▸ Collected data entries:
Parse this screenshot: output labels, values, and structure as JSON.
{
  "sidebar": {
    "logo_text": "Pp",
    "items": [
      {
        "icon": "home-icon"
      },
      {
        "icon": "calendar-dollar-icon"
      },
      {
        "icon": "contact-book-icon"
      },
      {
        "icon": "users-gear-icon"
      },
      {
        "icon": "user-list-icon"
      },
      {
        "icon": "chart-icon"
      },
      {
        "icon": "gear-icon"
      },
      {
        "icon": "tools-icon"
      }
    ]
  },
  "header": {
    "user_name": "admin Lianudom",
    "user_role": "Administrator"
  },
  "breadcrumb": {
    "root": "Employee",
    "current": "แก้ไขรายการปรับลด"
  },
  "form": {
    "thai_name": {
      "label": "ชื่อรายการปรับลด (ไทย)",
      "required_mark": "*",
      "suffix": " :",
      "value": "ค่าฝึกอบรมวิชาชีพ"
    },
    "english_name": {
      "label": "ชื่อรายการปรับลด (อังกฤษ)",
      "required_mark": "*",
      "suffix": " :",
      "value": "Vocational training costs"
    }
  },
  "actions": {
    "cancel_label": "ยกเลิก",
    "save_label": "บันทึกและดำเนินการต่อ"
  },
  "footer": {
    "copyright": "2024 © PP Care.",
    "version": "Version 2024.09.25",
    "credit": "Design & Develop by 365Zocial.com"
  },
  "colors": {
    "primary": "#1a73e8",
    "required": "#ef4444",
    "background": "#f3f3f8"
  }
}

▸ Directions for this task:
Recopy the entries above in their entirety, exactly.

▸ Written response:
Parse this screenshot: output labels, values, and structure as JSON.
{
  "sidebar": {
    "logo_text": "Pp",
    "items": [
      {
        "icon": "home-icon"
      },
      {
        "icon": "calendar-dollar-icon"
      },
      {
        "icon": "contact-book-icon"
      },
      {
        "icon": "users-gear-icon"
      },
      {
        "icon": "user-list-icon"
      },
      {
        "icon": "chart-icon"
      },
      {
        "icon": "gear-icon"
      },
      {
        "icon": "tools-icon"
      }
    ]
  },
  "header": {
    "user_name": "admin Lianudom",
    "user_role": "Administrator"
  },
  "breadcrumb": {
    "root": "Employee",
    "current": "แก้ไขรายการปรับลด"
  },
  "form": {
    "thai_name": {
      "label": "ชื่อรายการปรับลด (ไทย)",
      "required_mark": "*",
      "suffix": " :",
      "value": "ค่าฝึกอบรมวิชาชีพ"
    },
    "english_name": {
      "label": "ชื่อรายการปรับลด (อังกฤษ)",
      "required_mark": "*",
      "suffix": " :",
      "value": "Vocational training costs"
    }
  },
  "actions": {
    "cancel_label": "ยกเลิก",
    "save_label": "บันทึกและดำเนินการต่อ"
  },
  "footer": {
    "copyright": "2024 © PP Care.",
    "version": "Version 2024.09.25",
    "credit": "Design & Develop by 365Zocial.com"
  },
  "colors": {
    "primary": "#1a73e8",
    "required": "#ef4444",
    "background": "#f3f3f8"
  }
}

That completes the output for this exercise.